* start Material for this task *

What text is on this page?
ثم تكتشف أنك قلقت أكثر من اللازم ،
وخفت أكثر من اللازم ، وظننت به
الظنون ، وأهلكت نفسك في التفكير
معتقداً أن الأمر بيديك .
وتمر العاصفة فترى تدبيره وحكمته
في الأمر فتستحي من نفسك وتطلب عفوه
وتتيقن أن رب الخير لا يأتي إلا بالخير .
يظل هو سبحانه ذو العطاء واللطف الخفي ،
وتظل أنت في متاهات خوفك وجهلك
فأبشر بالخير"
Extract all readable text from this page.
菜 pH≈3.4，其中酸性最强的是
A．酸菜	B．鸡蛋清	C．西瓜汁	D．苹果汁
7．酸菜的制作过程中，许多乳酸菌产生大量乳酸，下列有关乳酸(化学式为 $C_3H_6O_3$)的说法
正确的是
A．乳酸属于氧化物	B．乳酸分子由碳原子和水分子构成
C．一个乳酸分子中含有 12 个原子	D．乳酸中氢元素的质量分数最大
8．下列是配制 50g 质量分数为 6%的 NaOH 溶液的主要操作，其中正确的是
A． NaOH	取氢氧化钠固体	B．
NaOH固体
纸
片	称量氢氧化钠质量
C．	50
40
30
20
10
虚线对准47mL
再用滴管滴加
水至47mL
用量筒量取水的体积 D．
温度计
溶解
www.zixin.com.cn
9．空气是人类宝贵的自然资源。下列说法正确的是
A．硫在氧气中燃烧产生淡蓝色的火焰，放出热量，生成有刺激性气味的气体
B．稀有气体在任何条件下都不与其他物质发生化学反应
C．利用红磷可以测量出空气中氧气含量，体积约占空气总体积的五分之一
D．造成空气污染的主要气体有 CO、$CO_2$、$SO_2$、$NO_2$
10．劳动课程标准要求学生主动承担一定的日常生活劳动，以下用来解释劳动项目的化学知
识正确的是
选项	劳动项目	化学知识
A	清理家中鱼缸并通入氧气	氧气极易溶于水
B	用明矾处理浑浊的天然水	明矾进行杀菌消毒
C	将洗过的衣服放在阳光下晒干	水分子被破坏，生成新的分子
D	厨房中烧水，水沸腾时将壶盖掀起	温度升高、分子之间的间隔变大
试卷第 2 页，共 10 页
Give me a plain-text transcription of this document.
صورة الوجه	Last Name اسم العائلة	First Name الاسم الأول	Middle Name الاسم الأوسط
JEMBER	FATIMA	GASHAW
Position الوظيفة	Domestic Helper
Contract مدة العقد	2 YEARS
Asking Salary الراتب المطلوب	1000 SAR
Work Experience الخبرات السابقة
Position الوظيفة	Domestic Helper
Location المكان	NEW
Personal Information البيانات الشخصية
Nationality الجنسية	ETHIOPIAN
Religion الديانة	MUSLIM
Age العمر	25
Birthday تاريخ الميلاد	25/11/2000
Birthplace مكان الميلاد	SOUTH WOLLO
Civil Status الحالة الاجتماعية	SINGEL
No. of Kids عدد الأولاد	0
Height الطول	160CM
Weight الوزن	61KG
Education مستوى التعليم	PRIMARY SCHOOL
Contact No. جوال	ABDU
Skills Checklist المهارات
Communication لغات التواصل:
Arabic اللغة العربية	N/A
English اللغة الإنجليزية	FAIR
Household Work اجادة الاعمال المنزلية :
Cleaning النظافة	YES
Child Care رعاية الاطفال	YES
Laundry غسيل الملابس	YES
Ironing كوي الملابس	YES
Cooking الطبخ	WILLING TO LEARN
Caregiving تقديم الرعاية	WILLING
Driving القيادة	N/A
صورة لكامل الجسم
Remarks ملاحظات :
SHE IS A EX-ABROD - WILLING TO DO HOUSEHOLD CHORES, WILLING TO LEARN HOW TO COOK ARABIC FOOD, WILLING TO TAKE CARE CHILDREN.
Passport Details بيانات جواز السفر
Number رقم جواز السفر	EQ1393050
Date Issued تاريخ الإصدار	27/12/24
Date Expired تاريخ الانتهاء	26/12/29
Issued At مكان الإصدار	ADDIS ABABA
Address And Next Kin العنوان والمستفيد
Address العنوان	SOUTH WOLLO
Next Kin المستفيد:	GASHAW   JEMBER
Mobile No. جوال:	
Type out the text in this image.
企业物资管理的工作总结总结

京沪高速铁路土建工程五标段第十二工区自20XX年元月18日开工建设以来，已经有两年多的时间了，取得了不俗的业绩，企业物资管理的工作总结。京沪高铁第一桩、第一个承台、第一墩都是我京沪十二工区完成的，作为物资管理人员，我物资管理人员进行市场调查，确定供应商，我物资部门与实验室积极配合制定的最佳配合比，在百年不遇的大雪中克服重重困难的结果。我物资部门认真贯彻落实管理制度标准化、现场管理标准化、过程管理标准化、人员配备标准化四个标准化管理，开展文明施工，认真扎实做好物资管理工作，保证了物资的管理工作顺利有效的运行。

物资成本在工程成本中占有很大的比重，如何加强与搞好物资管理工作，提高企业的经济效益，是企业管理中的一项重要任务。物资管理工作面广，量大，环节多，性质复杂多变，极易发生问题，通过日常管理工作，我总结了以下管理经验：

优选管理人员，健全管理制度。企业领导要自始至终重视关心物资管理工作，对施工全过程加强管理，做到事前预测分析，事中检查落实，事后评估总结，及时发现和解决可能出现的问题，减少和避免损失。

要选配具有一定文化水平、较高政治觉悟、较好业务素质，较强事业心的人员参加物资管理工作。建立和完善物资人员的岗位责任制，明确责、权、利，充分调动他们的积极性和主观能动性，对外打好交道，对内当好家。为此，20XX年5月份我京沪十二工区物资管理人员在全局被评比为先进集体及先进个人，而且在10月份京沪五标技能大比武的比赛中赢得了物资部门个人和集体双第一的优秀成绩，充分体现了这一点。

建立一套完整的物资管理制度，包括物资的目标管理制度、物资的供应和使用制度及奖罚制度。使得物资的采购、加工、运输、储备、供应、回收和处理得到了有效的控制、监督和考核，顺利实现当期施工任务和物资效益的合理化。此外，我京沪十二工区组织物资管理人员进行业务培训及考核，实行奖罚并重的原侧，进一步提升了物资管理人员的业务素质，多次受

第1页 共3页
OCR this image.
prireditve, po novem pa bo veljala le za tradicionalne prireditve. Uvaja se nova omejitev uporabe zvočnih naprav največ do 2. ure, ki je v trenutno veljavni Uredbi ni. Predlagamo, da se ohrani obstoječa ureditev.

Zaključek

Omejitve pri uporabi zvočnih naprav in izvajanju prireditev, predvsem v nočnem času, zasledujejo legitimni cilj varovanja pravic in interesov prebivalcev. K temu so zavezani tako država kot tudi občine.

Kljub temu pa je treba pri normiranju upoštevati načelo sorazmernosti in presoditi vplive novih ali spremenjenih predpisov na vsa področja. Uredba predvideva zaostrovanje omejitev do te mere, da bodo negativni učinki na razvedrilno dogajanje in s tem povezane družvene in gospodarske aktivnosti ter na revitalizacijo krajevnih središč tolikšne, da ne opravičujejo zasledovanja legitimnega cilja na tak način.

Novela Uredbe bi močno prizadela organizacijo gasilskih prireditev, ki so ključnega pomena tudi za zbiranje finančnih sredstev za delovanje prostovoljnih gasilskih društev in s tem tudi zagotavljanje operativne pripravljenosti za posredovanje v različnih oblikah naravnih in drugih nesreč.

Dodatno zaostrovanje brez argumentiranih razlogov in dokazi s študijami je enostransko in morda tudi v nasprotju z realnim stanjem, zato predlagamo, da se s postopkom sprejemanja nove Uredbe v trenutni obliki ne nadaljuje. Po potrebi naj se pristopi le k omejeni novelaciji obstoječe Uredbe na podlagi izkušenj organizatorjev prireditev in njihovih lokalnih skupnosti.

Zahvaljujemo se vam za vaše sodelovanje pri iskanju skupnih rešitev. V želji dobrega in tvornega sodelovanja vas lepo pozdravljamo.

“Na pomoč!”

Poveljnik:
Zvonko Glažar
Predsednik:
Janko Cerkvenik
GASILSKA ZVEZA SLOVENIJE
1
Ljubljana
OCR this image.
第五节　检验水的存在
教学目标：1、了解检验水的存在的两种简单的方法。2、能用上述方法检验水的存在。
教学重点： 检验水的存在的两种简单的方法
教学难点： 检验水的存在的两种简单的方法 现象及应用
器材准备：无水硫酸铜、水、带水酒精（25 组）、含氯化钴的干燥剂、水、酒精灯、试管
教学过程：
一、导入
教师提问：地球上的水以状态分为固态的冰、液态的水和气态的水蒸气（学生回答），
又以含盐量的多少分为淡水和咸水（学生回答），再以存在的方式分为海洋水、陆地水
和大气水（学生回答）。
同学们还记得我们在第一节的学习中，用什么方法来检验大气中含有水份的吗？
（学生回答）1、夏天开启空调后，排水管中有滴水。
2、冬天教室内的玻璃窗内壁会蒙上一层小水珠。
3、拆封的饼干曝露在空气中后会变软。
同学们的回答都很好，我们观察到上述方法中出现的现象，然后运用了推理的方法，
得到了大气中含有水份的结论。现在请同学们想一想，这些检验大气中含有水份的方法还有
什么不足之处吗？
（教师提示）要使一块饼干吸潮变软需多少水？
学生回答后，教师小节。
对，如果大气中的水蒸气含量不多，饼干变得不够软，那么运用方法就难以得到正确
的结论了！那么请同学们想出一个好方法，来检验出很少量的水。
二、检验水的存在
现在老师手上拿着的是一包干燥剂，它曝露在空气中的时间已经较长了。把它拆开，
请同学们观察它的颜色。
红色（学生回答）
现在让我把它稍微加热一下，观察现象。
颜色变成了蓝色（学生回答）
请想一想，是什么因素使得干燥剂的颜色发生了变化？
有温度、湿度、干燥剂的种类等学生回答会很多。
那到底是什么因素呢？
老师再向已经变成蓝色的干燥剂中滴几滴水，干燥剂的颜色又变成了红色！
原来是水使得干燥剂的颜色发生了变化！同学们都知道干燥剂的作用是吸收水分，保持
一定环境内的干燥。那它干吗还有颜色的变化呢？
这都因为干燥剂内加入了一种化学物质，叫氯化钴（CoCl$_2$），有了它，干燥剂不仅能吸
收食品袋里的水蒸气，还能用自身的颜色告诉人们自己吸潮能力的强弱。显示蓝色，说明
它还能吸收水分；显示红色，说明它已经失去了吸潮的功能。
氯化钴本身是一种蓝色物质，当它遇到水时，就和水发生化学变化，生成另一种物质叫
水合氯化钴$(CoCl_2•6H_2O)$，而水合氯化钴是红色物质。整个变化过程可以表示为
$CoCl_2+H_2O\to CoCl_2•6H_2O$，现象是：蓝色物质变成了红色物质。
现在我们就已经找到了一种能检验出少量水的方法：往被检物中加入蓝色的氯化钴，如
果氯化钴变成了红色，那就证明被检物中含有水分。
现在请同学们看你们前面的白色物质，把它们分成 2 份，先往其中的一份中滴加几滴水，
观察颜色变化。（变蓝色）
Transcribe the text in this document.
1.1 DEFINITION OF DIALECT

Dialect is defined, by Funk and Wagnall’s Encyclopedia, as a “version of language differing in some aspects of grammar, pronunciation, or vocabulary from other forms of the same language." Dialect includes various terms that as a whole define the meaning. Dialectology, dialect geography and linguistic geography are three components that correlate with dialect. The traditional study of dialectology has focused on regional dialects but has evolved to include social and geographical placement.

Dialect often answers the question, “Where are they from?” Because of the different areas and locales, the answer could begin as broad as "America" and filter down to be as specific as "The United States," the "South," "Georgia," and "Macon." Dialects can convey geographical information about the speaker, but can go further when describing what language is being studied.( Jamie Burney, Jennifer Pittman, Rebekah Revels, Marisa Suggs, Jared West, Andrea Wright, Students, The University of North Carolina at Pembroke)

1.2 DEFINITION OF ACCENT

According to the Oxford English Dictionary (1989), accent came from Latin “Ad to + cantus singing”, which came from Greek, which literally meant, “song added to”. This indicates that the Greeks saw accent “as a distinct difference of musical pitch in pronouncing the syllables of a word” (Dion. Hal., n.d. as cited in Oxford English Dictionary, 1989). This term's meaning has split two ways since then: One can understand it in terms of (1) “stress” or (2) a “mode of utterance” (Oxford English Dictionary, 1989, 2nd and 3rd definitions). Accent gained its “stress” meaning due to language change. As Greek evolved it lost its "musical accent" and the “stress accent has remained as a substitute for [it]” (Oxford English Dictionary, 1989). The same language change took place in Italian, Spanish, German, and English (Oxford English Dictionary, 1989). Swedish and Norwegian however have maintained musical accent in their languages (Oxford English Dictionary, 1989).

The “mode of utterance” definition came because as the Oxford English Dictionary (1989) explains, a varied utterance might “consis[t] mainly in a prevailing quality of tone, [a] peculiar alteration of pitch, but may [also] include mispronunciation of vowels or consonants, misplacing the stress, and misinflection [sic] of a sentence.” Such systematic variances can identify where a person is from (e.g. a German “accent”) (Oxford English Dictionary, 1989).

* end Material for this task *

Lines from the records above that hold "العنوان" are the ones to list.

Address And Next Kin العنوان والمستفيد
Address العنوان	SOUTH WOLLO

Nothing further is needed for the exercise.